▶ **TASK STATEMENT**: Reproduce the listing below exactly, minus its pictures.

++++ MATERIAL FOR THIS EXERCISE ++++

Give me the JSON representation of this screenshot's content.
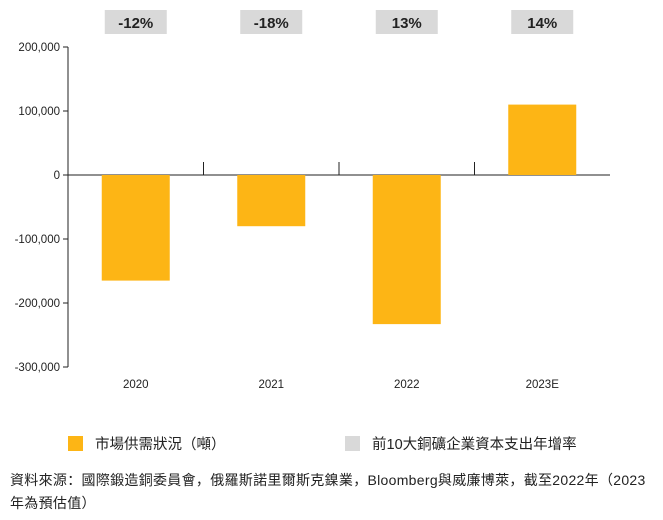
{
  "colors": {
    "bar": "#FDB515",
    "growth_box": "#D9D9D9",
    "axis": "#222222"
  },
  "chart_data": {
    "type": "bar",
    "categories": [
      "2020",
      "2021",
      "2022",
      "2023E"
    ],
    "series": [
      {
        "name": "市場供需狀況（噸）",
        "values": [
          -165000,
          -80000,
          -233000,
          110000
        ]
      },
      {
        "name": "前10大銅礦企業資本支出年增率",
        "values": [
          "-12%",
          "-18%",
          "13%",
          "14%"
        ]
      }
    ],
    "yticks": [
      "200,000",
      "100,000",
      "0",
      "-100,000",
      "-200,000",
      "-300,000"
    ],
    "ylim": [
      -300000,
      200000
    ],
    "grid": false,
    "legend_position": "bottom"
  },
  "legend": {
    "bar_label": "市場供需狀況（噸）",
    "growth_label": "前10大銅礦企業資本支出年增率"
  },
  "source_note": "資料來源：國際鍛造銅委員會，俄羅斯諾里爾斯克鎳業，Bloomberg與威廉博萊，截至2022年（2023年為預估值）"
}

++++

▶ **FULL ANSWER**:
Give me the JSON representation of this screenshot's content.
{
  "colors": {
    "bar": "#FDB515",
    "growth_box": "#D9D9D9",
    "axis": "#222222"
  },
  "chart_data": {
    "type": "bar",
    "categories": [
      "2020",
      "2021",
      "2022",
      "2023E"
    ],
    "series": [
      {
        "name": "市場供需狀況（噸）",
        "values": [
          -165000,
          -80000,
          -233000,
          110000
        ]
      },
      {
        "name": "前10大銅礦企業資本支出年增率",
        "values": [
          "-12%",
          "-18%",
          "13%",
          "14%"
        ]
      }
    ],
    "yticks": [
      "200,000",
      "100,000",
      "0",
      "-100,000",
      "-200,000",
      "-300,000"
    ],
    "ylim": [
      -300000,
      200000
    ],
    "grid": false,
    "legend_position": "bottom"
  },
  "legend": {
    "bar_label": "市場供需狀況（噸）",
    "growth_label": "前10大銅礦企業資本支出年增率"
  },
  "source_note": "資料來源：國際鍛造銅委員會，俄羅斯諾里爾斯克鎳業，Bloomberg與威廉博萊，截至2022年（2023年為預估值）"
}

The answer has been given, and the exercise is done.